WHAT YOU SHOULD DO » Copy out all lines that hold "mexanik".

Extracted data entries »
-------------------------

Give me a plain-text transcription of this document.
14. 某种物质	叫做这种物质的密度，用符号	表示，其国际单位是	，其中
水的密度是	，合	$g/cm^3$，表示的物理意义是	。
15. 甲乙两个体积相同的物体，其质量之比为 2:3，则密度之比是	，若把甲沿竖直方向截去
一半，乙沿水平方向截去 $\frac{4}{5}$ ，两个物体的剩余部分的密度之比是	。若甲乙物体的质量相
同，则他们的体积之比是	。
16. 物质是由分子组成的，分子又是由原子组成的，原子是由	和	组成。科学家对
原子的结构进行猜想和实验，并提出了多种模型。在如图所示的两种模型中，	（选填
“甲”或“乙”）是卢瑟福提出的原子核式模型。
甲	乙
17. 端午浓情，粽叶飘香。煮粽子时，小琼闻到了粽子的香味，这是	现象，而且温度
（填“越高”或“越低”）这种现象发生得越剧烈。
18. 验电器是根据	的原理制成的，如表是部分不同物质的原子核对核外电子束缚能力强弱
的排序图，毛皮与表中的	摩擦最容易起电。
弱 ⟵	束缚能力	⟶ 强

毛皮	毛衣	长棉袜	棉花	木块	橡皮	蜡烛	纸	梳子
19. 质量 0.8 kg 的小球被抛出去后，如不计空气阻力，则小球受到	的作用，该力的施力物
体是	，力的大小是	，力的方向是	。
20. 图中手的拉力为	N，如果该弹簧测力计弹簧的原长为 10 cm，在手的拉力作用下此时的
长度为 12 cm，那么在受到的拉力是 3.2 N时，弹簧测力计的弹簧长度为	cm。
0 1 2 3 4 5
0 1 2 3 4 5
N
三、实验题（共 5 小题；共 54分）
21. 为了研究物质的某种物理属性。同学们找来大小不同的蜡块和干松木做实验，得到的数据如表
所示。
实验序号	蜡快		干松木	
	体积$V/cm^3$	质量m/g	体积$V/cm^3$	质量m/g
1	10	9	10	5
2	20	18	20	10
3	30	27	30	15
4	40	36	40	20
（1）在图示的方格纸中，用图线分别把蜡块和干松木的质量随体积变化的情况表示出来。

-------------------------

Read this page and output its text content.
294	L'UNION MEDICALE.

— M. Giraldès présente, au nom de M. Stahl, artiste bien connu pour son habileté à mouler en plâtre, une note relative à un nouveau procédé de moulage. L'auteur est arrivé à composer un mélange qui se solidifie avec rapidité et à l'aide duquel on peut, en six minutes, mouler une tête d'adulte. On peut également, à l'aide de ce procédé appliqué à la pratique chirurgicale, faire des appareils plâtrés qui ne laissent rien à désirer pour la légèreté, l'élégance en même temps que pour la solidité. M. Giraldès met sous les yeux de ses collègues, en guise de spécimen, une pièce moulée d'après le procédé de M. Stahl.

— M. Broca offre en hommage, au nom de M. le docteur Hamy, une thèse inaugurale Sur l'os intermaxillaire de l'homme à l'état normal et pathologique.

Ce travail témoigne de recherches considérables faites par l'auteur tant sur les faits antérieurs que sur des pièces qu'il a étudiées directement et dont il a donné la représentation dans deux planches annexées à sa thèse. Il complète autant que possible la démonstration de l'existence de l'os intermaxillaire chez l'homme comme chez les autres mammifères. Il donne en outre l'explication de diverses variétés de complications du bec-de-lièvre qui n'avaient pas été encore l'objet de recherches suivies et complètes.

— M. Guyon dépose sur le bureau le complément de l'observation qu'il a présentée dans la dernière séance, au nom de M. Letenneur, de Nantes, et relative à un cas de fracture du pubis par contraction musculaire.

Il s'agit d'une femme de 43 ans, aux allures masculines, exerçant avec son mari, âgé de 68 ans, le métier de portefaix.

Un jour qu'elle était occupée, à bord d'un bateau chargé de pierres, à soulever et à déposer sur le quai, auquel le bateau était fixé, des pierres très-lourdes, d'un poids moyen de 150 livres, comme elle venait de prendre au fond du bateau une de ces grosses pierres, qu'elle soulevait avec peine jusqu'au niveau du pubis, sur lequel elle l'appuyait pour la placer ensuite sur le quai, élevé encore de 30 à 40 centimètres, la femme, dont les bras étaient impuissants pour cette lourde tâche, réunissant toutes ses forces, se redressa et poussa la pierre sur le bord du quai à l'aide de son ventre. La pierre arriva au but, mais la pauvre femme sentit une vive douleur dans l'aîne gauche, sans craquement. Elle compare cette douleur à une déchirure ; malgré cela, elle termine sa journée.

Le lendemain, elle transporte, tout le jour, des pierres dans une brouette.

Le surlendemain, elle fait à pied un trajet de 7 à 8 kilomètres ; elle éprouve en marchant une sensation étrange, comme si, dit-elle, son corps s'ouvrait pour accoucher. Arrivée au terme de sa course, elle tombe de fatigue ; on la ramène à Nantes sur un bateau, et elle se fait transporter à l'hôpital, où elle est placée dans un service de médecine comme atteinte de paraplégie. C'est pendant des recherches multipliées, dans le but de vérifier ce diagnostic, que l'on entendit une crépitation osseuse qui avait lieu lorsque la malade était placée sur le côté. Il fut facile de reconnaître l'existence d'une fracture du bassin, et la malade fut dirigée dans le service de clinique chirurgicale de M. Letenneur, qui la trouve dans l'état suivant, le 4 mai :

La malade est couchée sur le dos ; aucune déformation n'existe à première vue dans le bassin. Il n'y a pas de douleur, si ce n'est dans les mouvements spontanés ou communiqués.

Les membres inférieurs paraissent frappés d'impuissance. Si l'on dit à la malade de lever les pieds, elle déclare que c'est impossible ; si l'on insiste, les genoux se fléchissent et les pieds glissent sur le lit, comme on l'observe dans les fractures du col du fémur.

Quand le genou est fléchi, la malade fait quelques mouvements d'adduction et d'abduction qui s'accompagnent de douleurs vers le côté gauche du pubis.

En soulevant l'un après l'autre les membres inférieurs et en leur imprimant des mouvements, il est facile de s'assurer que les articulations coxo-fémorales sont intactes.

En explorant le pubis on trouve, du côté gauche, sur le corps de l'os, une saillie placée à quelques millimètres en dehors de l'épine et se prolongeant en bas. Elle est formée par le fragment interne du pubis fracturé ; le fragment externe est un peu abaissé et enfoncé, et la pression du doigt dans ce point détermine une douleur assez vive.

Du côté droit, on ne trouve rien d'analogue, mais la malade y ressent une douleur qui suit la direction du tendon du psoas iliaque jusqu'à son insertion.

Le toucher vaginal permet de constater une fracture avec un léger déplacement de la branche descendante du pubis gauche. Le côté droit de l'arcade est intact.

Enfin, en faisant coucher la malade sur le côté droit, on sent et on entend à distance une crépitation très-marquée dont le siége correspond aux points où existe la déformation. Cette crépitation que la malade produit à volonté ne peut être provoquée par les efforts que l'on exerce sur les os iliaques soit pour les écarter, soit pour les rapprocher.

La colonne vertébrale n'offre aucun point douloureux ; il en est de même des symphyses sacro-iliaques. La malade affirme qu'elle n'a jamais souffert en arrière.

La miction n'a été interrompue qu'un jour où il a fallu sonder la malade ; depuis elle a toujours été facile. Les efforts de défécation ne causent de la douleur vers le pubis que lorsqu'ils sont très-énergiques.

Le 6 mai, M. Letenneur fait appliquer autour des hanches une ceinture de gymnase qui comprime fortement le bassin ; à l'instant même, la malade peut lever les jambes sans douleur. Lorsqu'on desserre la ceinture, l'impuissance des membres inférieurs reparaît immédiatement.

-------------------------

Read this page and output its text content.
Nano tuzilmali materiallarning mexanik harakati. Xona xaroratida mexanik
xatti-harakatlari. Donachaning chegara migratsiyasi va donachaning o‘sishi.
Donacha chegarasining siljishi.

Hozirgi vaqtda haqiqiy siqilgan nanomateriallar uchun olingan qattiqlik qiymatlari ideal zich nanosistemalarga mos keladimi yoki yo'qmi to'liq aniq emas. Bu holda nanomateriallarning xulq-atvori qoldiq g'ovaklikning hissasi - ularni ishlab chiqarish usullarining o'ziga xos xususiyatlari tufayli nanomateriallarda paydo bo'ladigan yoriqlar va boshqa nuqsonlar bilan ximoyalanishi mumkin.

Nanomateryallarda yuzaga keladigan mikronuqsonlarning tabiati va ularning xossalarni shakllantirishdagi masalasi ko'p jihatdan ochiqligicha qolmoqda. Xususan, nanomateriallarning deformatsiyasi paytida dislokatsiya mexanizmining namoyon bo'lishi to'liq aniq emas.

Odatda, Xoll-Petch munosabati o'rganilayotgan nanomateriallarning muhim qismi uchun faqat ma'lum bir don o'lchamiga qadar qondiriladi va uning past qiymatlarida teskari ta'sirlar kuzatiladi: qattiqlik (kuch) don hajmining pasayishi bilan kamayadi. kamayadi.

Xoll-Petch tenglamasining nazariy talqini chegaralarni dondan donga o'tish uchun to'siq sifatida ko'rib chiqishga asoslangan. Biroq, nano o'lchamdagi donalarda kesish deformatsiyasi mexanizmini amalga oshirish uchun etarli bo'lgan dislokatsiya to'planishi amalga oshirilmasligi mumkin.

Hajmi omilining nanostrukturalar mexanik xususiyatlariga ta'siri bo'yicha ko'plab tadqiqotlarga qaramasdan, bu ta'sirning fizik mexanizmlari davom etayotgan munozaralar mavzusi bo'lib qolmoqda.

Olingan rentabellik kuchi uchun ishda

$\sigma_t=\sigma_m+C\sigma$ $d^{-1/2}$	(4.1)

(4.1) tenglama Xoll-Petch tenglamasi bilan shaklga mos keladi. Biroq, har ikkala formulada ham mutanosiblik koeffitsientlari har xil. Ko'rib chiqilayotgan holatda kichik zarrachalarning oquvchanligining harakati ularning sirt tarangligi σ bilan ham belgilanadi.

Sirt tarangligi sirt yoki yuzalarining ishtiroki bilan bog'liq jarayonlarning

-------------------------

FULL RESPONSE »
Nano tuzilmali materiallarning mexanik harakati. Xona xaroratida mexanik
Hajmi omilining nanostrukturalar mexanik xususiyatlariga ta'siri bo'yicha ko'plab tadqiqotlarga qaramasdan, bu ta'sirning fizik mexanizmlari davom etayotgan munozaralar mavzusi bo'lib qolmoqda.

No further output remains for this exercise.